/---

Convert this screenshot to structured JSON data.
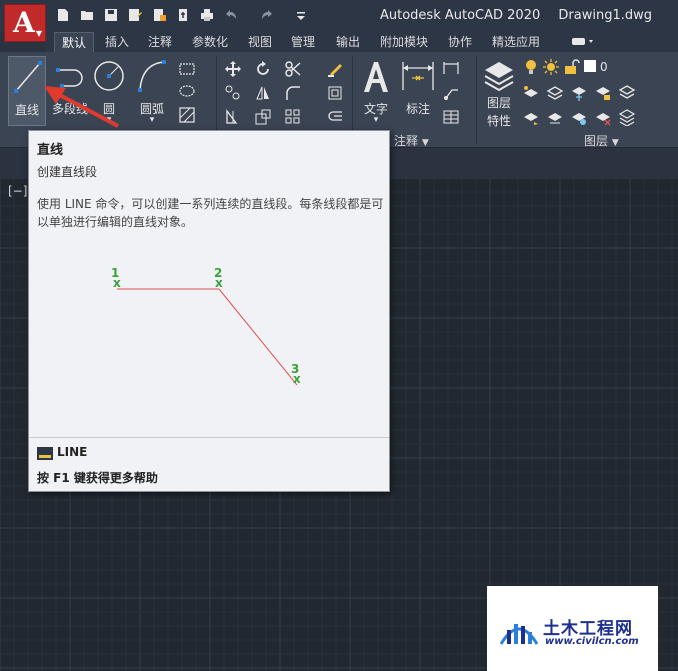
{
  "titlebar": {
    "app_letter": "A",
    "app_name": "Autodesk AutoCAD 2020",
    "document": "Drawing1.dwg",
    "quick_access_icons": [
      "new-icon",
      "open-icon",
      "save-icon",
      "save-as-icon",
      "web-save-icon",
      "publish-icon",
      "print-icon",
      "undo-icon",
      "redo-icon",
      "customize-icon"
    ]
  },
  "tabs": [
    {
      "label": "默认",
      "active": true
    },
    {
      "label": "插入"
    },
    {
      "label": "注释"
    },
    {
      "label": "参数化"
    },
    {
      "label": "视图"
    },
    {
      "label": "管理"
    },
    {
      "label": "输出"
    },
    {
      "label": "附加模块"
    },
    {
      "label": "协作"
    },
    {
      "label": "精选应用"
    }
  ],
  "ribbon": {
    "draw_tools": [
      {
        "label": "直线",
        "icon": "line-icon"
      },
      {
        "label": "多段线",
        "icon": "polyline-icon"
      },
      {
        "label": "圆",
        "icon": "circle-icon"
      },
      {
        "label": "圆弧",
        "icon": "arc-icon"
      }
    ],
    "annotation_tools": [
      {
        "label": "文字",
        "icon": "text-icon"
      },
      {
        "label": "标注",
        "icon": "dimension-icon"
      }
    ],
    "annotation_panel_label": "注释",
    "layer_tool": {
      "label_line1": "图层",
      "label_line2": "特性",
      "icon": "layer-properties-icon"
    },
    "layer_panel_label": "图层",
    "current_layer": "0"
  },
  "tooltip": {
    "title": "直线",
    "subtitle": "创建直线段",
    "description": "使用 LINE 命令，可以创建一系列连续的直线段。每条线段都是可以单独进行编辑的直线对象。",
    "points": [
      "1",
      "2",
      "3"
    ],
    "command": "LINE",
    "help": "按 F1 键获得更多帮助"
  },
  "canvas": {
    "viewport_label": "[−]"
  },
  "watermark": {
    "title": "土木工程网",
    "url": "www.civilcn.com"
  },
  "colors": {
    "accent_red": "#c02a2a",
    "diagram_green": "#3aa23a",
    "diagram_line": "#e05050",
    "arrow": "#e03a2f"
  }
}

\---

PROMPT: Word for word, quote the full listing, omitting every picture.

OUTPUT OF THE TASK:
Convert this screenshot to structured JSON data.
{
  "titlebar": {
    "app_letter": "A",
    "app_name": "Autodesk AutoCAD 2020",
    "document": "Drawing1.dwg",
    "quick_access_icons": [
      "new-icon",
      "open-icon",
      "save-icon",
      "save-as-icon",
      "web-save-icon",
      "publish-icon",
      "print-icon",
      "undo-icon",
      "redo-icon",
      "customize-icon"
    ]
  },
  "tabs": [
    {
      "label": "默认",
      "active": true
    },
    {
      "label": "插入"
    },
    {
      "label": "注释"
    },
    {
      "label": "参数化"
    },
    {
      "label": "视图"
    },
    {
      "label": "管理"
    },
    {
      "label": "输出"
    },
    {
      "label": "附加模块"
    },
    {
      "label": "协作"
    },
    {
      "label": "精选应用"
    }
  ],
  "ribbon": {
    "draw_tools": [
      {
        "label": "直线",
        "icon": "line-icon"
      },
      {
        "label": "多段线",
        "icon": "polyline-icon"
      },
      {
        "label": "圆",
        "icon": "circle-icon"
      },
      {
        "label": "圆弧",
        "icon": "arc-icon"
      }
    ],
    "annotation_tools": [
      {
        "label": "文字",
        "icon": "text-icon"
      },
      {
        "label": "标注",
        "icon": "dimension-icon"
      }
    ],
    "annotation_panel_label": "注释",
    "layer_tool": {
      "label_line1": "图层",
      "label_line2": "特性",
      "icon": "layer-properties-icon"
    },
    "layer_panel_label": "图层",
    "current_layer": "0"
  },
  "tooltip": {
    "title": "直线",
    "subtitle": "创建直线段",
    "description": "使用 LINE 命令，可以创建一系列连续的直线段。每条线段都是可以单独进行编辑的直线对象。",
    "points": [
      "1",
      "2",
      "3"
    ],
    "command": "LINE",
    "help": "按 F1 键获得更多帮助"
  },
  "canvas": {
    "viewport_label": "[−]"
  },
  "watermark": {
    "title": "土木工程网",
    "url": "www.civilcn.com"
  },
  "colors": {
    "accent_red": "#c02a2a",
    "diagram_green": "#3aa23a",
    "diagram_line": "#e05050",
    "arrow": "#e03a2f"
  }
}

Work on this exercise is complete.